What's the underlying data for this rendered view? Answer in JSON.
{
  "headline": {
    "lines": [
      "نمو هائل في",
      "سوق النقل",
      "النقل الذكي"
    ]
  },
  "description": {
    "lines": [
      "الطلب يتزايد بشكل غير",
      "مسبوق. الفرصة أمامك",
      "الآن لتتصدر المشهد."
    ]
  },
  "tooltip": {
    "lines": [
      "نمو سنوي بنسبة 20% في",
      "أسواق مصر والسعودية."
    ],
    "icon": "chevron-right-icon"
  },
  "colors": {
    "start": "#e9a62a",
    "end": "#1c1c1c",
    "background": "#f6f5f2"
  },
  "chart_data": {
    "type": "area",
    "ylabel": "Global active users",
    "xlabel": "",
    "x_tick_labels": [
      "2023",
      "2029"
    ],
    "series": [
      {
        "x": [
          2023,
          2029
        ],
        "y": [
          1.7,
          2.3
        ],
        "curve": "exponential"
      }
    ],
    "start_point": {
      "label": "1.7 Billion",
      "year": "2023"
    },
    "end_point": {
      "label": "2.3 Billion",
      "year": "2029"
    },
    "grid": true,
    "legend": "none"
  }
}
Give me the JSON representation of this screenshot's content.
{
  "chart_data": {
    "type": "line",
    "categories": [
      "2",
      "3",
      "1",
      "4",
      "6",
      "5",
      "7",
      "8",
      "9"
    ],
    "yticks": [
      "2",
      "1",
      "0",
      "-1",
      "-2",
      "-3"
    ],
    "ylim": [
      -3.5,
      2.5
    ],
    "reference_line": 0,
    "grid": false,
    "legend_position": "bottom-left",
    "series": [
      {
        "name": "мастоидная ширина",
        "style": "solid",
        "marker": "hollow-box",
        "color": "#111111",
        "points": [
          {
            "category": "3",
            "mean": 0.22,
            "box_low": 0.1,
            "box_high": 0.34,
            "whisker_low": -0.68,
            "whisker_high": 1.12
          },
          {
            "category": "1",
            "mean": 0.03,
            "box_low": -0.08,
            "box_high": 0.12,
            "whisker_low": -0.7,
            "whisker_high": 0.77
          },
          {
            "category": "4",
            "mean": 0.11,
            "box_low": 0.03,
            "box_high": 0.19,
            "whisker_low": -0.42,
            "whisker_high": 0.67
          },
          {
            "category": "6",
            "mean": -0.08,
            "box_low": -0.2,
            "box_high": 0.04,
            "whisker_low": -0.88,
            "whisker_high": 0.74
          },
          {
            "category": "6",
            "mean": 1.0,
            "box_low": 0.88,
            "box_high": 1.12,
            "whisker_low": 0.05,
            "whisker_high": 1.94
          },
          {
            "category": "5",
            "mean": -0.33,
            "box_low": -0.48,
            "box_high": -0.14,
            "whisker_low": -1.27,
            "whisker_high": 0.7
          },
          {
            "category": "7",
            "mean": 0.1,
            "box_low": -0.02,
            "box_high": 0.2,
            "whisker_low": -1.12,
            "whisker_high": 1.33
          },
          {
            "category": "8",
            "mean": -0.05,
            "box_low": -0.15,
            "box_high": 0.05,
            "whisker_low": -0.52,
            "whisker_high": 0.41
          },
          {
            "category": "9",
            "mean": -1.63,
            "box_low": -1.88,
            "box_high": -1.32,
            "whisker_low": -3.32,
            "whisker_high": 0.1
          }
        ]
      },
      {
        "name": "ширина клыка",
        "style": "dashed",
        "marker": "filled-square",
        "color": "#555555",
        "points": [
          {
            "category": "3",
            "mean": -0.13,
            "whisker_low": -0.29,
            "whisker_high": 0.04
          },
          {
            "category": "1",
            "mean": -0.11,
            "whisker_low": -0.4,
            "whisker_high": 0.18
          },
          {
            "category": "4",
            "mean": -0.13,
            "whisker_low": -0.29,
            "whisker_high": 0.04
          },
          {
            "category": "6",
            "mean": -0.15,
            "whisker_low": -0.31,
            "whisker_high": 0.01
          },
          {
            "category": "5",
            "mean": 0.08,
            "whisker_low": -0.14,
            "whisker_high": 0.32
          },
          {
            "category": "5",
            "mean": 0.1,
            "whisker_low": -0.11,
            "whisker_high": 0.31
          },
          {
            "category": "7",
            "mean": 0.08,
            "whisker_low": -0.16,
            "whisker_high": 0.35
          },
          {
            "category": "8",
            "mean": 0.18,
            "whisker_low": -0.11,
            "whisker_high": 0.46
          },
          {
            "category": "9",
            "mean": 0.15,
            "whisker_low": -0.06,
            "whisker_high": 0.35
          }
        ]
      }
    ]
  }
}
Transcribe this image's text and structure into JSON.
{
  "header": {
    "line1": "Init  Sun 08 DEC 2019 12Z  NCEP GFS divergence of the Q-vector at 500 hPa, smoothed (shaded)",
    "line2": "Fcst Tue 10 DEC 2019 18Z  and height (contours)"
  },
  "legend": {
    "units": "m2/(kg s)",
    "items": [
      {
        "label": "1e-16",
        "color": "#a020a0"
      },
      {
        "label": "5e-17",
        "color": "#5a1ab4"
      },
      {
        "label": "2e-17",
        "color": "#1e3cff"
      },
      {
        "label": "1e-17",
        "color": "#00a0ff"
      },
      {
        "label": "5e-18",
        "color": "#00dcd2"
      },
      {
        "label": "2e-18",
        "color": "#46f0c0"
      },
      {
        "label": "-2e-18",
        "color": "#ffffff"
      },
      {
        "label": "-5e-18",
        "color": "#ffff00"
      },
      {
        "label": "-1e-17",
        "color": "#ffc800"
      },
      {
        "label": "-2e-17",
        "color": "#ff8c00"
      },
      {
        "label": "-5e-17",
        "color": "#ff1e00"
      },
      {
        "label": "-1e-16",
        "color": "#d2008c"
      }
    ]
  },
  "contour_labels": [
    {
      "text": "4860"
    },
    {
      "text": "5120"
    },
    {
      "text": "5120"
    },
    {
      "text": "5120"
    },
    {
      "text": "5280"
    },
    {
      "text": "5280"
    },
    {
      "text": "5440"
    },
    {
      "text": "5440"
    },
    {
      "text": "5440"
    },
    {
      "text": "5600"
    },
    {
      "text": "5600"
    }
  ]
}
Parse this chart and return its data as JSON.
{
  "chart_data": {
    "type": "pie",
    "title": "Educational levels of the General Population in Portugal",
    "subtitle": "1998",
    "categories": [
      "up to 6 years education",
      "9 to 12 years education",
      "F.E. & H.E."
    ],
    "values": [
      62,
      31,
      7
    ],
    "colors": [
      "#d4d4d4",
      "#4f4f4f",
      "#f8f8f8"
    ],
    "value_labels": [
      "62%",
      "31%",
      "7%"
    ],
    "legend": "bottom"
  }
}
..............................
• _WORK INSTRUCTIONS_: Copy the material above verbatim.

• _RESPONSE TO THIS TASK_:
What's the underlying data for this rendered view? Answer in JSON.
{
  "headline": {
    "lines": [
      "نمو هائل في",
      "سوق النقل",
      "النقل الذكي"
    ]
  },
  "description": {
    "lines": [
      "الطلب يتزايد بشكل غير",
      "مسبوق. الفرصة أمامك",
      "الآن لتتصدر المشهد."
    ]
  },
  "tooltip": {
    "lines": [
      "نمو سنوي بنسبة 20% في",
      "أسواق مصر والسعودية."
    ],
    "icon": "chevron-right-icon"
  },
  "colors": {
    "start": "#e9a62a",
    "end": "#1c1c1c",
    "background": "#f6f5f2"
  },
  "chart_data": {
    "type": "area",
    "ylabel": "Global active users",
    "xlabel": "",
    "x_tick_labels": [
      "2023",
      "2029"
    ],
    "series": [
      {
        "x": [
          2023,
          2029
        ],
        "y": [
          1.7,
          2.3
        ],
        "curve": "exponential"
      }
    ],
    "start_point": {
      "label": "1.7 Billion",
      "year": "2023"
    },
    "end_point": {
      "label": "2.3 Billion",
      "year": "2029"
    },
    "grid": true,
    "legend": "none"
  }
}
Give me the JSON representation of this screenshot's content.
{
  "chart_data": {
    "type": "line",
    "categories": [
      "2",
      "3",
      "1",
      "4",
      "6",
      "5",
      "7",
      "8",
      "9"
    ],
    "yticks": [
      "2",
      "1",
      "0",
      "-1",
      "-2",
      "-3"
    ],
    "ylim": [
      -3.5,
      2.5
    ],
    "reference_line": 0,
    "grid": false,
    "legend_position": "bottom-left",
    "series": [
      {
        "name": "мастоидная ширина",
        "style": "solid",
        "marker": "hollow-box",
        "color": "#111111",
        "points": [
          {
            "category": "3",
            "mean": 0.22,
            "box_low": 0.1,
            "box_high": 0.34,
            "whisker_low": -0.68,
            "whisker_high": 1.12
          },
          {
            "category": "1",
            "mean": 0.03,
            "box_low": -0.08,
            "box_high": 0.12,
            "whisker_low": -0.7,
            "whisker_high": 0.77
          },
          {
            "category": "4",
            "mean": 0.11,
            "box_low": 0.03,
            "box_high": 0.19,
            "whisker_low": -0.42,
            "whisker_high": 0.67
          },
          {
            "category": "6",
            "mean": -0.08,
            "box_low": -0.2,
            "box_high": 0.04,
            "whisker_low": -0.88,
            "whisker_high": 0.74
          },
          {
            "category": "6",
            "mean": 1.0,
            "box_low": 0.88,
            "box_high": 1.12,
            "whisker_low": 0.05,
            "whisker_high": 1.94
          },
          {
            "category": "5",
            "mean": -0.33,
            "box_low": -0.48,
            "box_high": -0.14,
            "whisker_low": -1.27,
            "whisker_high": 0.7
          },
          {
            "category": "7",
            "mean": 0.1,
            "box_low": -0.02,
            "box_high": 0.2,
            "whisker_low": -1.12,
            "whisker_high": 1.33
          },
          {
            "category": "8",
            "mean": -0.05,
            "box_low": -0.15,
            "box_high": 0.05,
            "whisker_low": -0.52,
            "whisker_high": 0.41
          },
          {
            "category": "9",
            "mean": -1.63,
            "box_low": -1.88,
            "box_high": -1.32,
            "whisker_low": -3.32,
            "whisker_high": 0.1
          }
        ]
      },
      {
        "name": "ширина клыка",
        "style": "dashed",
        "marker": "filled-square",
        "color": "#555555",
        "points": [
          {
            "category": "3",
            "mean": -0.13,
            "whisker_low": -0.29,
            "whisker_high": 0.04
          },
          {
            "category": "1",
            "mean": -0.11,
            "whisker_low": -0.4,
            "whisker_high": 0.18
          },
          {
            "category": "4",
            "mean": -0.13,
            "whisker_low": -0.29,
            "whisker_high": 0.04
          },
          {
            "category": "6",
            "mean": -0.15,
            "whisker_low": -0.31,
            "whisker_high": 0.01
          },
          {
            "category": "5",
            "mean": 0.08,
            "whisker_low": -0.14,
            "whisker_high": 0.32
          },
          {
            "category": "5",
            "mean": 0.1,
            "whisker_low": -0.11,
            "whisker_high": 0.31
          },
          {
            "category": "7",
            "mean": 0.08,
            "whisker_low": -0.16,
            "whisker_high": 0.35
          },
          {
            "category": "8",
            "mean": 0.18,
            "whisker_low": -0.11,
            "whisker_high": 0.46
          },
          {
            "category": "9",
            "mean": 0.15,
            "whisker_low": -0.06,
            "whisker_high": 0.35
          }
        ]
      }
    ]
  }
}
Transcribe this image's text and structure into JSON.
{
  "header": {
    "line1": "Init  Sun 08 DEC 2019 12Z  NCEP GFS divergence of the Q-vector at 500 hPa, smoothed (shaded)",
    "line2": "Fcst Tue 10 DEC 2019 18Z  and height (contours)"
  },
  "legend": {
    "units": "m2/(kg s)",
    "items": [
      {
        "label": "1e-16",
        "color": "#a020a0"
      },
      {
        "label": "5e-17",
        "color": "#5a1ab4"
      },
      {
        "label": "2e-17",
        "color": "#1e3cff"
      },
      {
        "label": "1e-17",
        "color": "#00a0ff"
      },
      {
        "label": "5e-18",
        "color": "#00dcd2"
      },
      {
        "label": "2e-18",
        "color": "#46f0c0"
      },
      {
        "label": "-2e-18",
        "color": "#ffffff"
      },
      {
        "label": "-5e-18",
        "color": "#ffff00"
      },
      {
        "label": "-1e-17",
        "color": "#ffc800"
      },
      {
        "label": "-2e-17",
        "color": "#ff8c00"
      },
      {
        "label": "-5e-17",
        "color": "#ff1e00"
      },
      {
        "label": "-1e-16",
        "color": "#d2008c"
      }
    ]
  },
  "contour_labels": [
    {
      "text": "4860"
    },
    {
      "text": "5120"
    },
    {
      "text": "5120"
    },
    {
      "text": "5120"
    },
    {
      "text": "5280"
    },
    {
      "text": "5280"
    },
    {
      "text": "5440"
    },
    {
      "text": "5440"
    },
    {
      "text": "5440"
    },
    {
      "text": "5600"
    },
    {
      "text": "5600"
    }
  ]
}
Parse this chart and return its data as JSON.
{
  "chart_data": {
    "type": "pie",
    "title": "Educational levels of the General Population in Portugal",
    "subtitle": "1998",
    "categories": [
      "up to 6 years education",
      "9 to 12 years education",
      "F.E. & H.E."
    ],
    "values": [
      62,
      31,
      7
    ],
    "colors": [
      "#d4d4d4",
      "#4f4f4f",
      "#f8f8f8"
    ],
    "value_labels": [
      "62%",
      "31%",
      "7%"
    ],
    "legend": "bottom"
  }
}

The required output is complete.